#### Task to complete:
Find and copy each line of the records where the string "Министерство" shows up.

### Stored rows ###

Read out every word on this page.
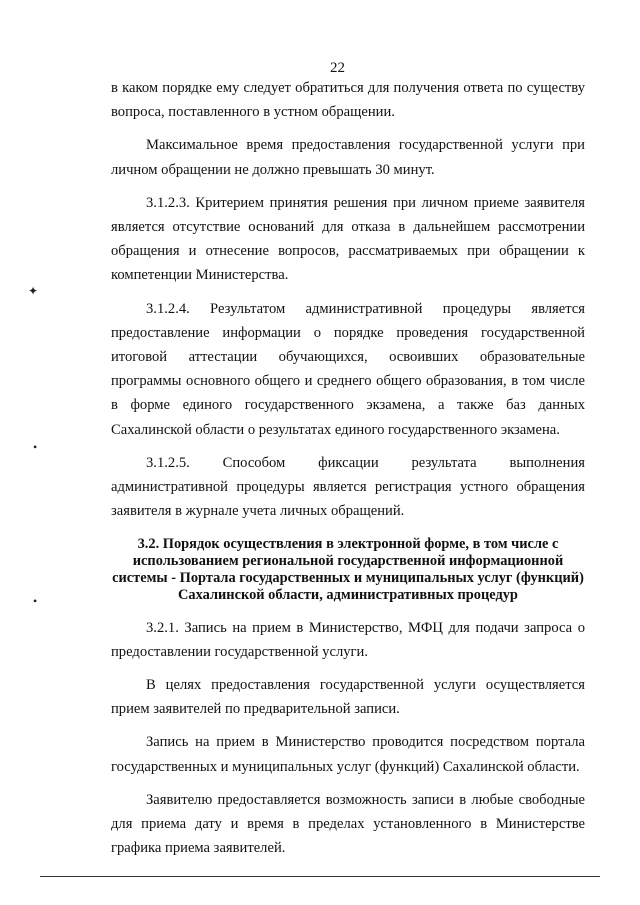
22
✦
•
•

в каком порядке ему следует обратиться для получения ответа по существу вопроса, поставленного в устном обращении.

Максимальное время предоставления государственной услуги при личном обращении не должно превышать 30 минут.

3.1.2.3. Критерием принятия решения при личном приеме заявителя является отсутствие оснований для отказа в дальнейшем рассмотрении обращения и отнесение вопросов, рассматриваемых при обращении к компетенции Министерства.

3.1.2.4. Результатом административной процедуры является предоставление информации о порядке проведения государственной итоговой аттестации обучающихся, освоивших образовательные программы основного общего и среднего общего образования, в том числе в форме единого государственного экзамена, а также баз данных Сахалинской области о результатах единого государственного экзамена.

3.1.2.5. Способом фиксации результата выполнения административной процедуры является регистрация устного обращения заявителя в журнале учета личных обращений.

3.2. Порядок осуществления в электронной форме, в том числе с использованием региональной государственной информационной системы - Портала государственных и муниципальных услуг (функций) Сахалинской области, административных процедур

3.2.1. Запись на прием в Министерство, МФЦ для подачи запроса о предоставлении государственной услуги.

В целях предоставления государственной услуги осуществляется прием заявителей по предварительной записи.

Запись на прием в Министерство проводится посредством портала государственных и муниципальных услуг (функций) Сахалинской области.

Заявителю предоставляется возможность записи в любые свободные для приема дату и время в пределах установленного в Министерстве графика приема заявителей.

###

#### Correct output:
3.2.1. Запись на прием в Министерство, МФЦ для подачи запроса о предоставлении государственной услуги.
Запись на прием в Министерство проводится посредством портала государственных и муниципальных услуг (функций) Сахалинской области.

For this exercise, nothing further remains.